• **What you have to do**: Which lines hold the word "ylabel"? Show each of them.

• **Extracted records**:

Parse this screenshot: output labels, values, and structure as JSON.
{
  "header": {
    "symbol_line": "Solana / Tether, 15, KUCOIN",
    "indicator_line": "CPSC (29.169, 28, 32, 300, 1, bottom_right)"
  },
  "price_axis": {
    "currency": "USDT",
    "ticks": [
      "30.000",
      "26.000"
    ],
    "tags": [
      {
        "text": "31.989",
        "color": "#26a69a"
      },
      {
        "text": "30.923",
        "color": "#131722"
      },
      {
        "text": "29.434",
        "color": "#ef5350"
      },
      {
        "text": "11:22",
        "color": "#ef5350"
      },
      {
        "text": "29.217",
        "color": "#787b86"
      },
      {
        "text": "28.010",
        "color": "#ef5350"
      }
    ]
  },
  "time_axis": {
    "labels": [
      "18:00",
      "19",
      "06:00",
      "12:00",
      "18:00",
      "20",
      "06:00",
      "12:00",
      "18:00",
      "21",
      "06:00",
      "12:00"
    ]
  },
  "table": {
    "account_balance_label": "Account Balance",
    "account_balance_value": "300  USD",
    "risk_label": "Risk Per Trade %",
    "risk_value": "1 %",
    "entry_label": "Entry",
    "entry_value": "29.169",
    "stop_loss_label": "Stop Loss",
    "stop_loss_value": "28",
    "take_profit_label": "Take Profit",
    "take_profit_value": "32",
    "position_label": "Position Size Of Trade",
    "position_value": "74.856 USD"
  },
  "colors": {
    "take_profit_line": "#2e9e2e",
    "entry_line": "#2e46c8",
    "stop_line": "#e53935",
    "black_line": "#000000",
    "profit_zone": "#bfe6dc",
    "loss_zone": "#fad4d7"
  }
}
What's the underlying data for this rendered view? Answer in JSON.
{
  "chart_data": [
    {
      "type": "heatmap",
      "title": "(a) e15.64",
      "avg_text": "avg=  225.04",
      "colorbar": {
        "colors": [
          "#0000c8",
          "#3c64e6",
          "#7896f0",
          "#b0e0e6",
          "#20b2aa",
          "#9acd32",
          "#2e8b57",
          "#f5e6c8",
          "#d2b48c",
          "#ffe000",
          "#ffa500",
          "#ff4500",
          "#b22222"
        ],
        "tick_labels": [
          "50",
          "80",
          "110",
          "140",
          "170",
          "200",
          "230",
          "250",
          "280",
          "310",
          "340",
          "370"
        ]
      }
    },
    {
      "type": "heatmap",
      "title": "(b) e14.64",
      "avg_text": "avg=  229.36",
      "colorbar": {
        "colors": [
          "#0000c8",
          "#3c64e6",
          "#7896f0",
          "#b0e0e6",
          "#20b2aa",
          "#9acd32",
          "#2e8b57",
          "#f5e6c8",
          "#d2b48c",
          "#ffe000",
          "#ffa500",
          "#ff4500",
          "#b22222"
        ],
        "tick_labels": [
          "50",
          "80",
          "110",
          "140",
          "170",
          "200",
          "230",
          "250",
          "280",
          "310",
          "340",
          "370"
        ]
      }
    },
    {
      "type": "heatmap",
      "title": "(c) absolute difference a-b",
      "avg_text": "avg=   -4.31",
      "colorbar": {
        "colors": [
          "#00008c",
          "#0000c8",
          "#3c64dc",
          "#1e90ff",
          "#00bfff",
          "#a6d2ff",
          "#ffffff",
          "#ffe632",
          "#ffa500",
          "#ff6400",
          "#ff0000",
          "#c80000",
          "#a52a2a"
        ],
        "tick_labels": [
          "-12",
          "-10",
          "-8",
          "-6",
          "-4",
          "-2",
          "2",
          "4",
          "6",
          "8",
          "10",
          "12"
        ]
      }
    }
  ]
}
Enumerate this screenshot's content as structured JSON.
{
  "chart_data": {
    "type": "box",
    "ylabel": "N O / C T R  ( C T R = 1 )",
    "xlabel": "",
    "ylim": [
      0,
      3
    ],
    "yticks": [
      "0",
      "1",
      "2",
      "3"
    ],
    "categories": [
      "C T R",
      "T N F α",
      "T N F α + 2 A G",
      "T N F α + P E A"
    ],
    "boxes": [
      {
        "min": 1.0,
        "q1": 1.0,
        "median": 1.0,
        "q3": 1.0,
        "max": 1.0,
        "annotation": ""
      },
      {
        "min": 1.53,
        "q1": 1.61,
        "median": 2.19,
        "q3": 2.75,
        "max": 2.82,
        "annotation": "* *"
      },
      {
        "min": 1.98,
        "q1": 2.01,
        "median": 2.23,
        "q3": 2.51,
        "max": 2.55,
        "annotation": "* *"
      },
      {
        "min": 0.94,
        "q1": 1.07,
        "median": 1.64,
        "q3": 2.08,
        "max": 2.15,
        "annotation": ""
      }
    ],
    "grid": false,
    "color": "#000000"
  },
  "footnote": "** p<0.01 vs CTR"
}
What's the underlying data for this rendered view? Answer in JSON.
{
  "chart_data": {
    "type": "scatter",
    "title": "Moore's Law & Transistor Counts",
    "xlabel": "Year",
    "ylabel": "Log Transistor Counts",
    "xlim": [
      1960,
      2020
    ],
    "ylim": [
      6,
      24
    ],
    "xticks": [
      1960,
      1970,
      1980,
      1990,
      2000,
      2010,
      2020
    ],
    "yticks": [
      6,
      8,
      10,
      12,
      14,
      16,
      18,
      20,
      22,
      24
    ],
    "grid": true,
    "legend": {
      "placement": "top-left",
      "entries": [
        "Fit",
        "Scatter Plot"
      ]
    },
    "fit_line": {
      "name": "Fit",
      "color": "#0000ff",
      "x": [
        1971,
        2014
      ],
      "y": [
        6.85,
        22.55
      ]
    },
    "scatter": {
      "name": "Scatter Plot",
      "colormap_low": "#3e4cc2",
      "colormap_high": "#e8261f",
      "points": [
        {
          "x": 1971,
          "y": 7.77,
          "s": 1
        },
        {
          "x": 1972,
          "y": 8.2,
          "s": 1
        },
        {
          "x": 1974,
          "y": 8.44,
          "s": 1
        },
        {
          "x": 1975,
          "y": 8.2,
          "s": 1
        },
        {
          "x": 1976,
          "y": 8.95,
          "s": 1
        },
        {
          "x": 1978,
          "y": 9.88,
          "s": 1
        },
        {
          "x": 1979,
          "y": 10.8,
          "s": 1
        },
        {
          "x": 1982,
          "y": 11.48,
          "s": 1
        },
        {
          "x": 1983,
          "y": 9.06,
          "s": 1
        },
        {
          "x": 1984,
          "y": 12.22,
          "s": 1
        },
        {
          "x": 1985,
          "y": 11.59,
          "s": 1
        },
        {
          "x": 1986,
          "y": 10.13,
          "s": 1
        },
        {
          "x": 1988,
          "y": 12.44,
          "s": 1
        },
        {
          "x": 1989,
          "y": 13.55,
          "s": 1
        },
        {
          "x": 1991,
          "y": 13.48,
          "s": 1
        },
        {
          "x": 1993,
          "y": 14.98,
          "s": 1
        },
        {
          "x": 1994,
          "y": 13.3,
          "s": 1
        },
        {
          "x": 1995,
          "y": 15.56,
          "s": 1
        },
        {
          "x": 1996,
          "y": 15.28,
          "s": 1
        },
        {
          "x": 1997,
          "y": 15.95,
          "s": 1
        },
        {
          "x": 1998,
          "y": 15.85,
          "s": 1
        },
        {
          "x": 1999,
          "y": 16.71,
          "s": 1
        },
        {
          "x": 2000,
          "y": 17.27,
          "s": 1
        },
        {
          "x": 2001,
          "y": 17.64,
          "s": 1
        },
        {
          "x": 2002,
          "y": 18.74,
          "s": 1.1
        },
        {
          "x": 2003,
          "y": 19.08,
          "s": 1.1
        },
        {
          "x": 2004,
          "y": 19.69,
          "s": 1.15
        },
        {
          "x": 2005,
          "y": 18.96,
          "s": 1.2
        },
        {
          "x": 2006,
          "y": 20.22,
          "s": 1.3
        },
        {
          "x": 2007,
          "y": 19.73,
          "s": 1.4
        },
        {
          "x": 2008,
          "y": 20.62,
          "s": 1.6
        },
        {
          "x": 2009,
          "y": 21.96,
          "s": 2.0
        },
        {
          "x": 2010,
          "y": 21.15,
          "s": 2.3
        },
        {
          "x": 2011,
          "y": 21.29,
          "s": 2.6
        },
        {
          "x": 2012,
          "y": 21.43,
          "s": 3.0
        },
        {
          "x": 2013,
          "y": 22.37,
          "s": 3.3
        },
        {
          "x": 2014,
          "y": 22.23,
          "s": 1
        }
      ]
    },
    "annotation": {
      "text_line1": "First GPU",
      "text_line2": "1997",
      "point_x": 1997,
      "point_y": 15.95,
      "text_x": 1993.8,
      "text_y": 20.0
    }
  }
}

• **Answer for this exercise**:
    "ylabel": "N O / C T R  ( C T R = 1 )",
    "ylabel": "Log Transistor Counts",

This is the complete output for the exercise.